### [Task statement]
Pictures within the data are to be left out; everything else must be reproduced exactly.

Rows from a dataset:

★ ★ ★ ★ ★ ★ ★

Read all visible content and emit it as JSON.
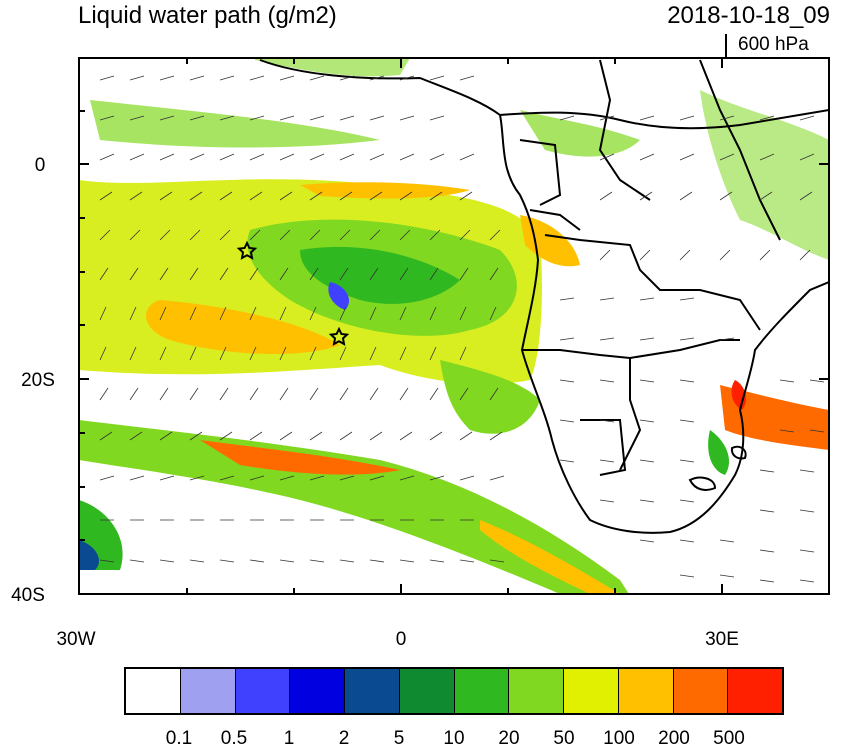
{
  "header": {
    "title": "Liquid water path (g/m2)",
    "datetime": "2018-10-18_09",
    "level": "600 hPa"
  },
  "axes": {
    "y_labels": [
      "0",
      "20S",
      "40S"
    ],
    "x_labels": [
      "30W",
      "0",
      "30E"
    ]
  },
  "markers": {
    "count": 2,
    "shape": "star"
  },
  "colorbar": {
    "colors": [
      "#ffffff",
      "#a0a0f0",
      "#4040ff",
      "#0000e0",
      "#0a4a90",
      "#108a30",
      "#30b820",
      "#80d820",
      "#e0f000",
      "#ffc000",
      "#ff6a00",
      "#ff2000"
    ],
    "labels": [
      "0.1",
      "0.5",
      "1",
      "2",
      "5",
      "10",
      "20",
      "50",
      "100",
      "200",
      "500"
    ]
  }
}
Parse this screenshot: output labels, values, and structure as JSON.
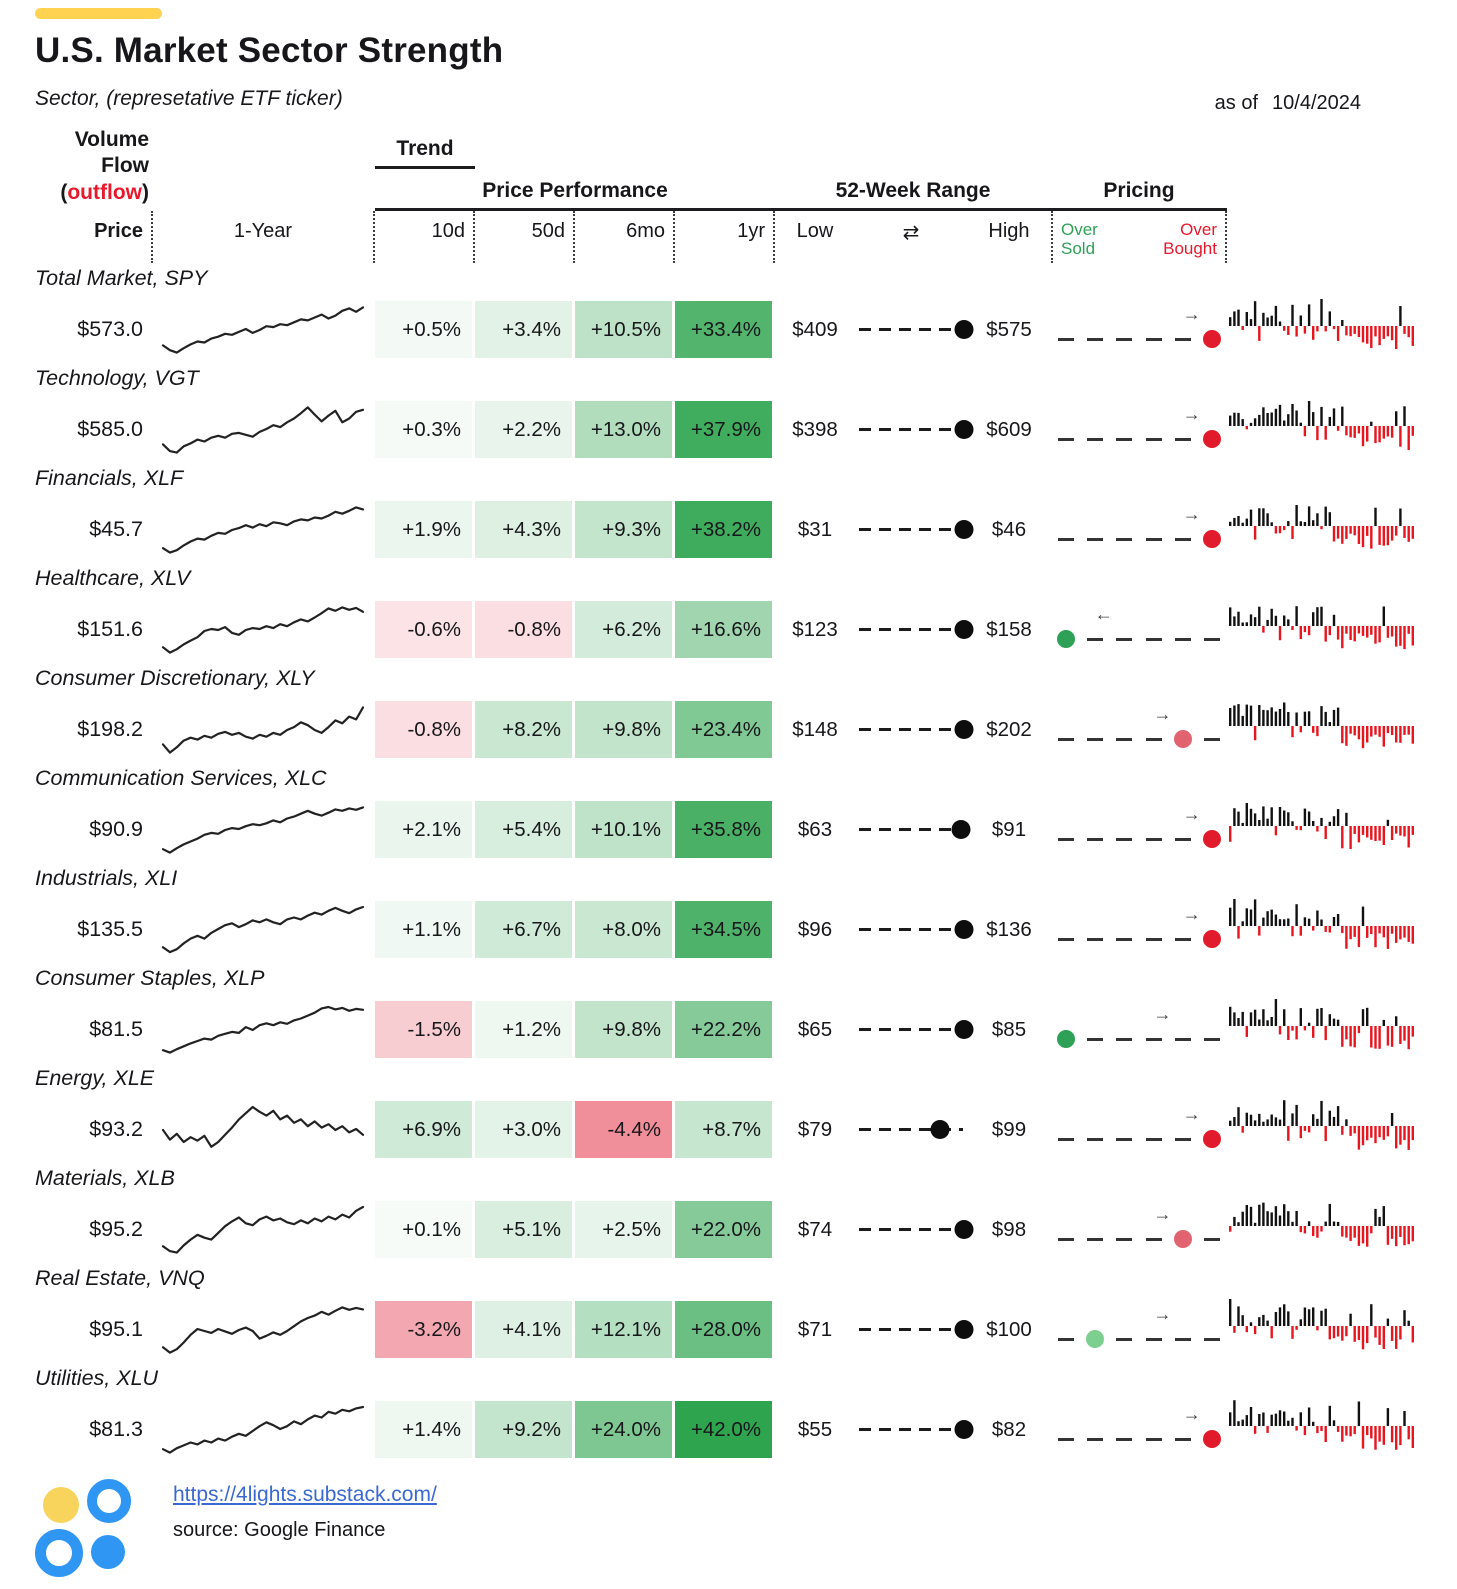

★ ★ ★ ★ ★ ★ ★

### [Result]
Read all visible content and emit it as JSON.
{
  "header": {
    "title": "Liquid water path (g/m2)",
    "datetime": "2018-10-18_09",
    "level": "600 hPa"
  },
  "axes": {
    "y_labels": [
      "0",
      "20S",
      "40S"
    ],
    "x_labels": [
      "30W",
      "0",
      "30E"
    ]
  },
  "markers": {
    "count": 2,
    "shape": "star"
  },
  "colorbar": {
    "colors": [
      "#ffffff",
      "#a0a0f0",
      "#4040ff",
      "#0000e0",
      "#0a4a90",
      "#108a30",
      "#30b820",
      "#80d820",
      "#e0f000",
      "#ffc000",
      "#ff6a00",
      "#ff2000"
    ],
    "labels": [
      "0.1",
      "0.5",
      "1",
      "2",
      "5",
      "10",
      "20",
      "50",
      "100",
      "200",
      "500"
    ]
  }
}
Parse this screenshot: output labels, values, and structure as JSON.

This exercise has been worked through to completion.